*Provided information*.
▬▬▬

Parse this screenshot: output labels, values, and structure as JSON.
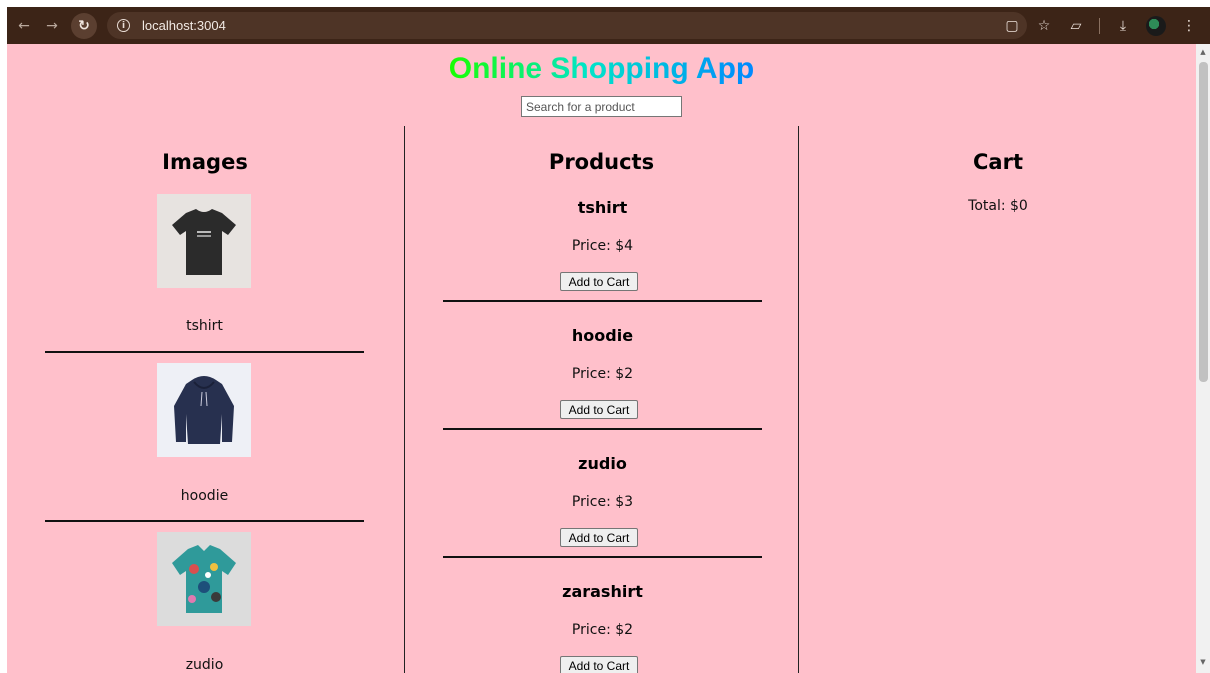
{
  "browser": {
    "url": "localhost:3004",
    "back_icon": "arrow-left-icon",
    "forward_icon": "arrow-right-icon",
    "reload_icon": "reload-icon",
    "info_icon": "info-icon"
  },
  "page": {
    "title": "Online Shopping App",
    "search_placeholder": "Search for a product",
    "background": "#ffc0cb"
  },
  "images": {
    "heading": "Images",
    "items": [
      {
        "label": "tshirt",
        "icon": "tshirt-image"
      },
      {
        "label": "hoodie",
        "icon": "hoodie-image"
      },
      {
        "label": "zudio",
        "icon": "printed-shirt-image"
      }
    ]
  },
  "products": {
    "heading": "Products",
    "items": [
      {
        "name": "tshirt",
        "price": "Price: $4",
        "button": "Add to Cart"
      },
      {
        "name": "hoodie",
        "price": "Price: $2",
        "button": "Add to Cart"
      },
      {
        "name": "zudio",
        "price": "Price: $3",
        "button": "Add to Cart"
      },
      {
        "name": "zarashirt",
        "price": "Price: $2",
        "button": "Add to Cart"
      }
    ]
  },
  "cart": {
    "heading": "Cart",
    "total": "Total: $0"
  }
}
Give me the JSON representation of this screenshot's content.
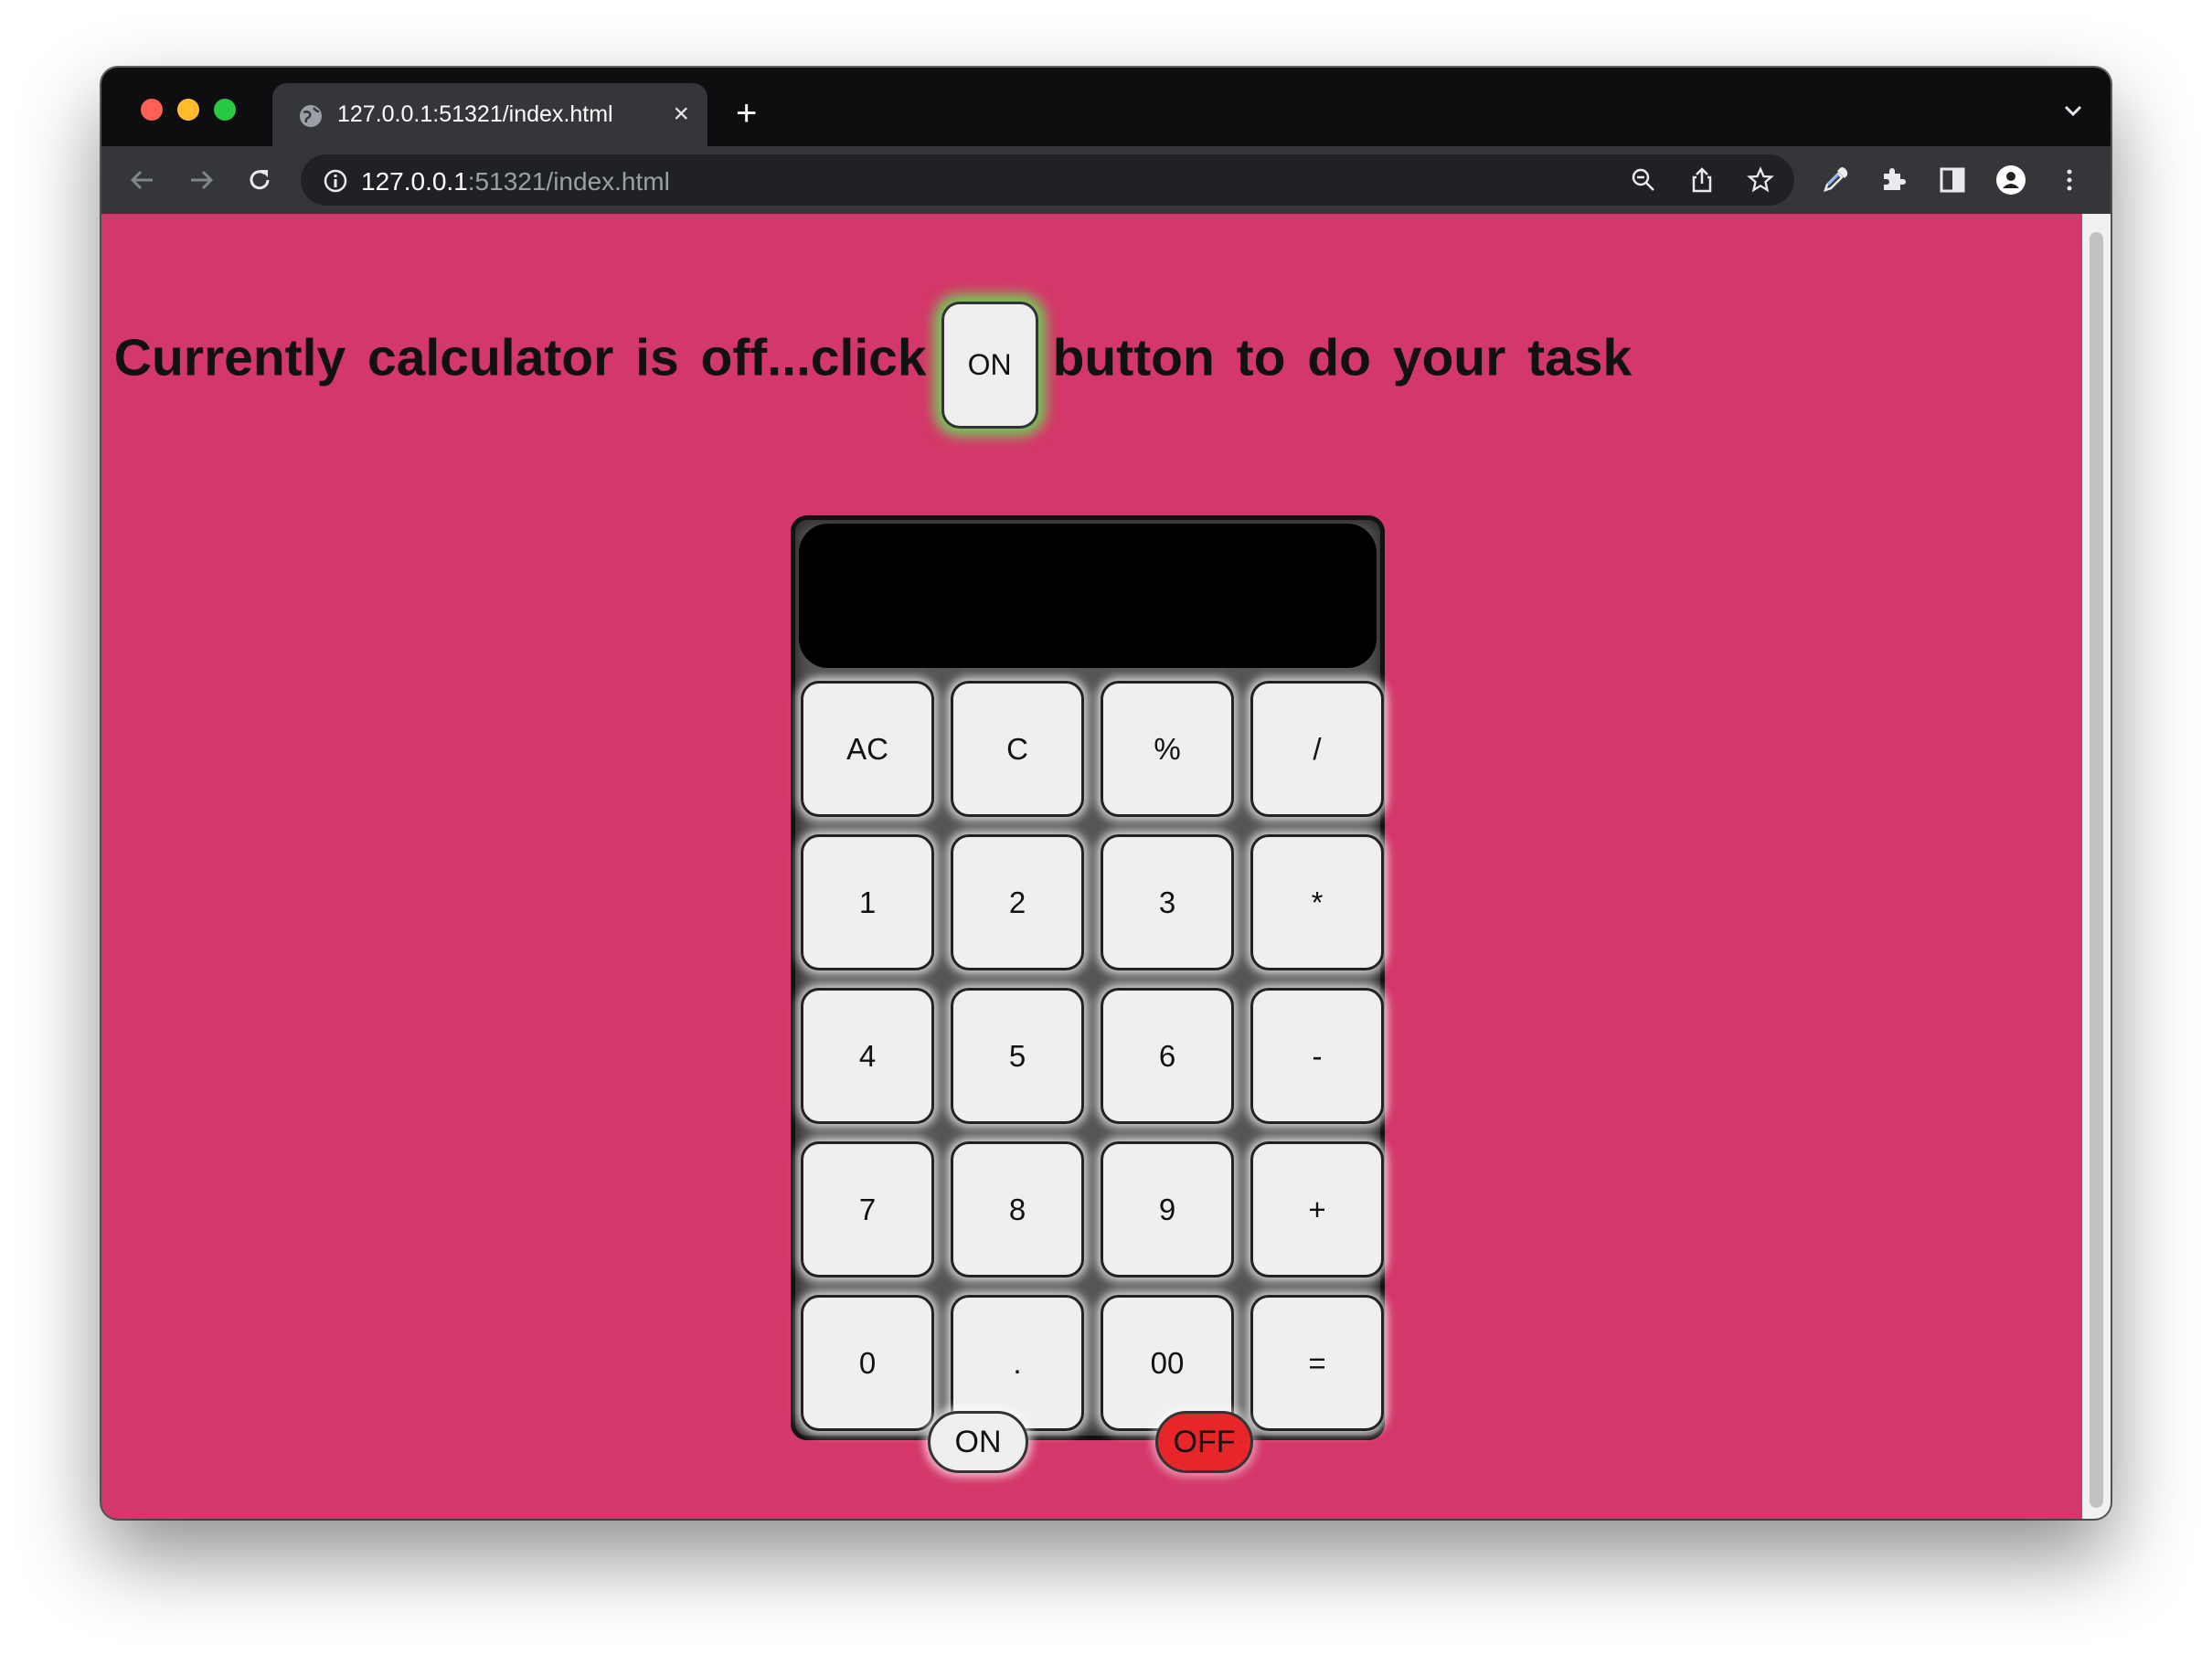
{
  "browser": {
    "tab_title": "127.0.0.1:51321/index.html",
    "tab_close_symbol": "×",
    "new_tab_symbol": "+",
    "url_host": "127.0.0.1",
    "url_path": ":51321/index.html",
    "icons": [
      "back-icon",
      "forward-icon",
      "reload-icon",
      "info-icon",
      "zoom-icon",
      "share-icon",
      "star-icon",
      "eyedropper-icon",
      "extensions-icon",
      "sidebar-icon",
      "profile-icon",
      "menu-icon"
    ]
  },
  "page": {
    "headline_before": "Currently calculator is off...click",
    "headline_button": "ON",
    "headline_after": "button to do your task",
    "background_color": "#d43769"
  },
  "calculator": {
    "display_value": "",
    "keys": [
      "AC",
      "C",
      "%",
      "/",
      "1",
      "2",
      "3",
      "*",
      "4",
      "5",
      "6",
      "-",
      "7",
      "8",
      "9",
      "+",
      "0",
      ".",
      "00",
      "="
    ],
    "on_label": "ON",
    "off_label": "OFF",
    "off_color": "#e8262a"
  }
}
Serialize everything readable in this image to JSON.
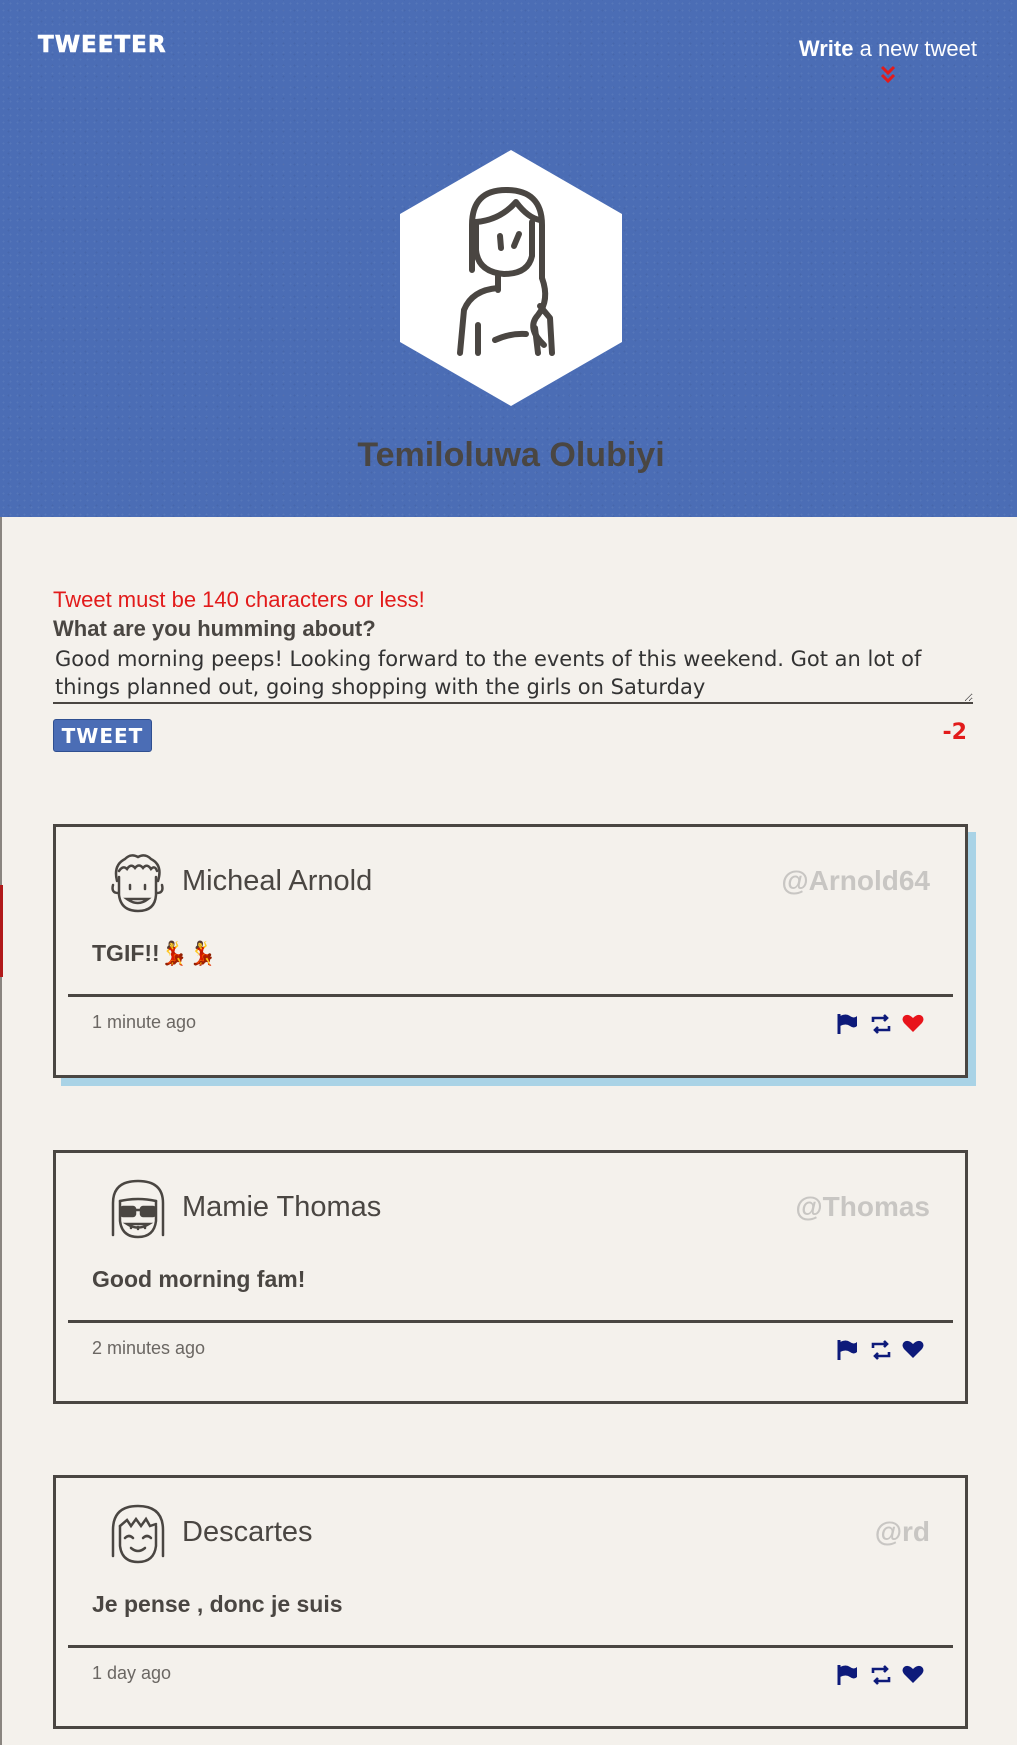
{
  "header": {
    "logo": "TWEETER",
    "compose_bold": "Write",
    "compose_rest": " a new tweet",
    "profile_name": "Temiloluwa Olubiyi"
  },
  "compose": {
    "error": "Tweet must be 140 characters or less!",
    "prompt": "What are you humming about?",
    "text": "Good morning peeps! Looking forward to the events of this weekend. Got an lot of things planned out, going shopping with the girls on Saturday",
    "button_label": "TWEET",
    "counter": "-2"
  },
  "colors": {
    "header_bg": "#4b6db5",
    "page_bg": "#f4f1ec",
    "error": "#e21b1b",
    "action_icons": "#0d1a7a",
    "liked": "#e8141b",
    "highlight_shadow": "#a9d3e6"
  },
  "tweets": [
    {
      "name": "Micheal Arnold",
      "handle": "@Arnold64",
      "content": "TGIF!!💃💃",
      "time": "1 minute ago",
      "avatar_icon": "curly-hair-man-icon",
      "liked": true
    },
    {
      "name": "Mamie Thomas",
      "handle": "@Thomas",
      "content": "Good morning fam!",
      "time": "2 minutes ago",
      "avatar_icon": "sunglasses-woman-icon",
      "liked": false
    },
    {
      "name": "Descartes",
      "handle": "@rd",
      "content": "Je pense , donc je suis",
      "time": "1 day ago",
      "avatar_icon": "bob-hair-smiling-icon",
      "liked": false
    }
  ]
}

▬▬▬

*Exercise goal*. All preceding records should be duplicated verbatim, images excepted.

*Result of the task*.
Parse this screenshot: output labels, values, and structure as JSON.
{
  "browser": {
    "url": "localhost:3004",
    "back_icon": "arrow-left-icon",
    "forward_icon": "arrow-right-icon",
    "reload_icon": "reload-icon",
    "info_icon": "info-icon"
  },
  "page": {
    "title": "Online Shopping App",
    "search_placeholder": "Search for a product",
    "background": "#ffc0cb"
  },
  "images": {
    "heading": "Images",
    "items": [
      {
        "label": "tshirt",
        "icon": "tshirt-image"
      },
      {
        "label": "hoodie",
        "icon": "hoodie-image"
      },
      {
        "label": "zudio",
        "icon": "printed-shirt-image"
      }
    ]
  },
  "products": {
    "heading": "Products",
    "items": [
      {
        "name": "tshirt",
        "price": "Price: $4",
        "button": "Add to Cart"
      },
      {
        "name": "hoodie",
        "price": "Price: $2",
        "button": "Add to Cart"
      },
      {
        "name": "zudio",
        "price": "Price: $3",
        "button": "Add to Cart"
      },
      {
        "name": "zarashirt",
        "price": "Price: $2",
        "button": "Add to Cart"
      }
    ]
  },
  "cart": {
    "heading": "Cart",
    "total": "Total: $0"
  }
}
Give me the JSON representation of this screenshot's content.
{
  "browser": {
    "tab_title": "127.0.0.1:51321/index.html",
    "tab_close_symbol": "×",
    "new_tab_symbol": "+",
    "url_host": "127.0.0.1",
    "url_path": ":51321/index.html",
    "icons": [
      "back-icon",
      "forward-icon",
      "reload-icon",
      "info-icon",
      "zoom-icon",
      "share-icon",
      "star-icon",
      "eyedropper-icon",
      "extensions-icon",
      "sidebar-icon",
      "profile-icon",
      "menu-icon"
    ]
  },
  "page": {
    "headline_before": "Currently calculator is off...click",
    "headline_button": "ON",
    "headline_after": "button to do your task",
    "background_color": "#d43769"
  },
  "calculator": {
    "display_value": "",
    "keys": [
      "AC",
      "C",
      "%",
      "/",
      "1",
      "2",
      "3",
      "*",
      "4",
      "5",
      "6",
      "-",
      "7",
      "8",
      "9",
      "+",
      "0",
      ".",
      "00",
      "="
    ],
    "on_label": "ON",
    "off_label": "OFF",
    "off_color": "#e8262a"
  }
}
Serialize everything readable in this image to JSON.
{
  "header": {
    "logo": "TWEETER",
    "compose_bold": "Write",
    "compose_rest": " a new tweet",
    "profile_name": "Temiloluwa Olubiyi"
  },
  "compose": {
    "error": "Tweet must be 140 characters or less!",
    "prompt": "What are you humming about?",
    "text": "Good morning peeps! Looking forward to the events of this weekend. Got an lot of things planned out, going shopping with the girls on Saturday",
    "button_label": "TWEET",
    "counter": "-2"
  },
  "colors": {
    "header_bg": "#4b6db5",
    "page_bg": "#f4f1ec",
    "error": "#e21b1b",
    "action_icons": "#0d1a7a",
    "liked": "#e8141b",
    "highlight_shadow": "#a9d3e6"
  },
  "tweets": [
    {
      "name": "Micheal Arnold",
      "handle": "@Arnold64",
      "content": "TGIF!!💃💃",
      "time": "1 minute ago",
      "avatar_icon": "curly-hair-man-icon",
      "liked": true
    },
    {
      "name": "Mamie Thomas",
      "handle": "@Thomas",
      "content": "Good morning fam!",
      "time": "2 minutes ago",
      "avatar_icon": "sunglasses-woman-icon",
      "liked": false
    },
    {
      "name": "Descartes",
      "handle": "@rd",
      "content": "Je pense , donc je suis",
      "time": "1 day ago",
      "avatar_icon": "bob-hair-smiling-icon",
      "liked": false
    }
  ]
}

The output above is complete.